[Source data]
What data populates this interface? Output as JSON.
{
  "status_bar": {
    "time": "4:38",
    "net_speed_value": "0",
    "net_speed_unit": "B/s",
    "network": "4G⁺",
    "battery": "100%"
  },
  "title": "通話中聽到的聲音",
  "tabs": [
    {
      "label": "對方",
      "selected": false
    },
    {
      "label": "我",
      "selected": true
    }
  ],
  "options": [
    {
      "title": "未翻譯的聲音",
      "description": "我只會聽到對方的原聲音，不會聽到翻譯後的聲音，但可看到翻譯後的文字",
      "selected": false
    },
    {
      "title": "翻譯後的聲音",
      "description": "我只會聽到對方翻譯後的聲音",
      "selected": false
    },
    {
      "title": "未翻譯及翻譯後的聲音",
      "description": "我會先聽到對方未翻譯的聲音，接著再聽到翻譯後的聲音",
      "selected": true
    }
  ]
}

_Work to complete_:
Retype the material above, line by line, exactly.

_Response_:
What data populates this interface? Output as JSON.
{
  "status_bar": {
    "time": "4:38",
    "net_speed_value": "0",
    "net_speed_unit": "B/s",
    "network": "4G⁺",
    "battery": "100%"
  },
  "title": "通話中聽到的聲音",
  "tabs": [
    {
      "label": "對方",
      "selected": false
    },
    {
      "label": "我",
      "selected": true
    }
  ],
  "options": [
    {
      "title": "未翻譯的聲音",
      "description": "我只會聽到對方的原聲音，不會聽到翻譯後的聲音，但可看到翻譯後的文字",
      "selected": false
    },
    {
      "title": "翻譯後的聲音",
      "description": "我只會聽到對方翻譯後的聲音",
      "selected": false
    },
    {
      "title": "未翻譯及翻譯後的聲音",
      "description": "我會先聽到對方未翻譯的聲音，接著再聽到翻譯後的聲音",
      "selected": true
    }
  ]
}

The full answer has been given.